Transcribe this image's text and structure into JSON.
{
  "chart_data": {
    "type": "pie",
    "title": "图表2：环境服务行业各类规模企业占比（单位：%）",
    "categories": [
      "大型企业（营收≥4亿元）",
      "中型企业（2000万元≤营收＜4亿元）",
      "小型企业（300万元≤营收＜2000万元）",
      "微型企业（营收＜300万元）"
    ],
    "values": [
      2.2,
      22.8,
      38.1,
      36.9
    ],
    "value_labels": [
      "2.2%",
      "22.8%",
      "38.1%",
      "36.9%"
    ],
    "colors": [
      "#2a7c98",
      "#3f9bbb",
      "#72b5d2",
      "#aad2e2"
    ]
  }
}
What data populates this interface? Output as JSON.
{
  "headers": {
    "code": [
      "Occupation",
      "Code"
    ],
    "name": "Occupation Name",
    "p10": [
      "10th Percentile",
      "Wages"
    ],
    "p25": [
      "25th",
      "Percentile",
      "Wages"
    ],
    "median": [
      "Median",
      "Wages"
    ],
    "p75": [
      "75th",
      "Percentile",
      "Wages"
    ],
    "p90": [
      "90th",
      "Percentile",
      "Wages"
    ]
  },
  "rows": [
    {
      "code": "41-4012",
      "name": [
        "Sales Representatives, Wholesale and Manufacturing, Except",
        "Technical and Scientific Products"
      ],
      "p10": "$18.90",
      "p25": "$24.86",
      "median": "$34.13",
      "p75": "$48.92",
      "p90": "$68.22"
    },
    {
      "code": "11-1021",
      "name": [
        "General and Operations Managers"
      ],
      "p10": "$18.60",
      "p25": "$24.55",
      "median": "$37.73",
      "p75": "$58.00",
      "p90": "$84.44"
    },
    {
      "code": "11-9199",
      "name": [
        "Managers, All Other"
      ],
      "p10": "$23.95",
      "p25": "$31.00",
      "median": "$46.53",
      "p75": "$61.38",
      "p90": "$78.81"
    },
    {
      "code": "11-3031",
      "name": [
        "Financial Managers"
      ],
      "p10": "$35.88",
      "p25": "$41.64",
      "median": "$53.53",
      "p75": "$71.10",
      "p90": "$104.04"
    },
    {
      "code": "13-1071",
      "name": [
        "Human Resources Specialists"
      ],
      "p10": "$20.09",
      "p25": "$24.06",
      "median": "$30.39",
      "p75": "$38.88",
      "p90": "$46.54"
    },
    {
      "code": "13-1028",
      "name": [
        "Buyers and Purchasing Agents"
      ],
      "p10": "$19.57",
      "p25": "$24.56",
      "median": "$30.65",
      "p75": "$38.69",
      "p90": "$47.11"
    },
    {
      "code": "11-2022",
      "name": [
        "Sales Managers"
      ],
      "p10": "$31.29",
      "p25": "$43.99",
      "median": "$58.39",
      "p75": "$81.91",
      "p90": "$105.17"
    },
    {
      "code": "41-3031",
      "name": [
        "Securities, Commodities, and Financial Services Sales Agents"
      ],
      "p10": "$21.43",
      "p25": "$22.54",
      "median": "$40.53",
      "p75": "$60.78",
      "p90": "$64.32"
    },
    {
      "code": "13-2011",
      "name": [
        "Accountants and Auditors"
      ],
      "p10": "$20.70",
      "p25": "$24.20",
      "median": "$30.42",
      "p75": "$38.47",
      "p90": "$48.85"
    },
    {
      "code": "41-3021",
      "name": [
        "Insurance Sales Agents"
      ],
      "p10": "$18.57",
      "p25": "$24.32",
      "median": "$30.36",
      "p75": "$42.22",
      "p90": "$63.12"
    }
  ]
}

Required work:
Take the entries and copy them out exactly.

Answer in full:
Transcribe this image's text and structure into JSON.
{
  "chart_data": {
    "type": "pie",
    "title": "图表2：环境服务行业各类规模企业占比（单位：%）",
    "categories": [
      "大型企业（营收≥4亿元）",
      "中型企业（2000万元≤营收＜4亿元）",
      "小型企业（300万元≤营收＜2000万元）",
      "微型企业（营收＜300万元）"
    ],
    "values": [
      2.2,
      22.8,
      38.1,
      36.9
    ],
    "value_labels": [
      "2.2%",
      "22.8%",
      "38.1%",
      "36.9%"
    ],
    "colors": [
      "#2a7c98",
      "#3f9bbb",
      "#72b5d2",
      "#aad2e2"
    ]
  }
}
What data populates this interface? Output as JSON.
{
  "headers": {
    "code": [
      "Occupation",
      "Code"
    ],
    "name": "Occupation Name",
    "p10": [
      "10th Percentile",
      "Wages"
    ],
    "p25": [
      "25th",
      "Percentile",
      "Wages"
    ],
    "median": [
      "Median",
      "Wages"
    ],
    "p75": [
      "75th",
      "Percentile",
      "Wages"
    ],
    "p90": [
      "90th",
      "Percentile",
      "Wages"
    ]
  },
  "rows": [
    {
      "code": "41-4012",
      "name": [
        "Sales Representatives, Wholesale and Manufacturing, Except",
        "Technical and Scientific Products"
      ],
      "p10": "$18.90",
      "p25": "$24.86",
      "median": "$34.13",
      "p75": "$48.92",
      "p90": "$68.22"
    },
    {
      "code": "11-1021",
      "name": [
        "General and Operations Managers"
      ],
      "p10": "$18.60",
      "p25": "$24.55",
      "median": "$37.73",
      "p75": "$58.00",
      "p90": "$84.44"
    },
    {
      "code": "11-9199",
      "name": [
        "Managers, All Other"
      ],
      "p10": "$23.95",
      "p25": "$31.00",
      "median": "$46.53",
      "p75": "$61.38",
      "p90": "$78.81"
    },
    {
      "code": "11-3031",
      "name": [
        "Financial Managers"
      ],
      "p10": "$35.88",
      "p25": "$41.64",
      "median": "$53.53",
      "p75": "$71.10",
      "p90": "$104.04"
    },
    {
      "code": "13-1071",
      "name": [
        "Human Resources Specialists"
      ],
      "p10": "$20.09",
      "p25": "$24.06",
      "median": "$30.39",
      "p75": "$38.88",
      "p90": "$46.54"
    },
    {
      "code": "13-1028",
      "name": [
        "Buyers and Purchasing Agents"
      ],
      "p10": "$19.57",
      "p25": "$24.56",
      "median": "$30.65",
      "p75": "$38.69",
      "p90": "$47.11"
    },
    {
      "code": "11-2022",
      "name": [
        "Sales Managers"
      ],
      "p10": "$31.29",
      "p25": "$43.99",
      "median": "$58.39",
      "p75": "$81.91",
      "p90": "$105.17"
    },
    {
      "code": "41-3031",
      "name": [
        "Securities, Commodities, and Financial Services Sales Agents"
      ],
      "p10": "$21.43",
      "p25": "$22.54",
      "median": "$40.53",
      "p75": "$60.78",
      "p90": "$64.32"
    },
    {
      "code": "13-2011",
      "name": [
        "Accountants and Auditors"
      ],
      "p10": "$20.70",
      "p25": "$24.20",
      "median": "$30.42",
      "p75": "$38.47",
      "p90": "$48.85"
    },
    {
      "code": "41-3021",
      "name": [
        "Insurance Sales Agents"
      ],
      "p10": "$18.57",
      "p25": "$24.32",
      "median": "$30.36",
      "p75": "$42.22",
      "p90": "$63.12"
    }
  ]
}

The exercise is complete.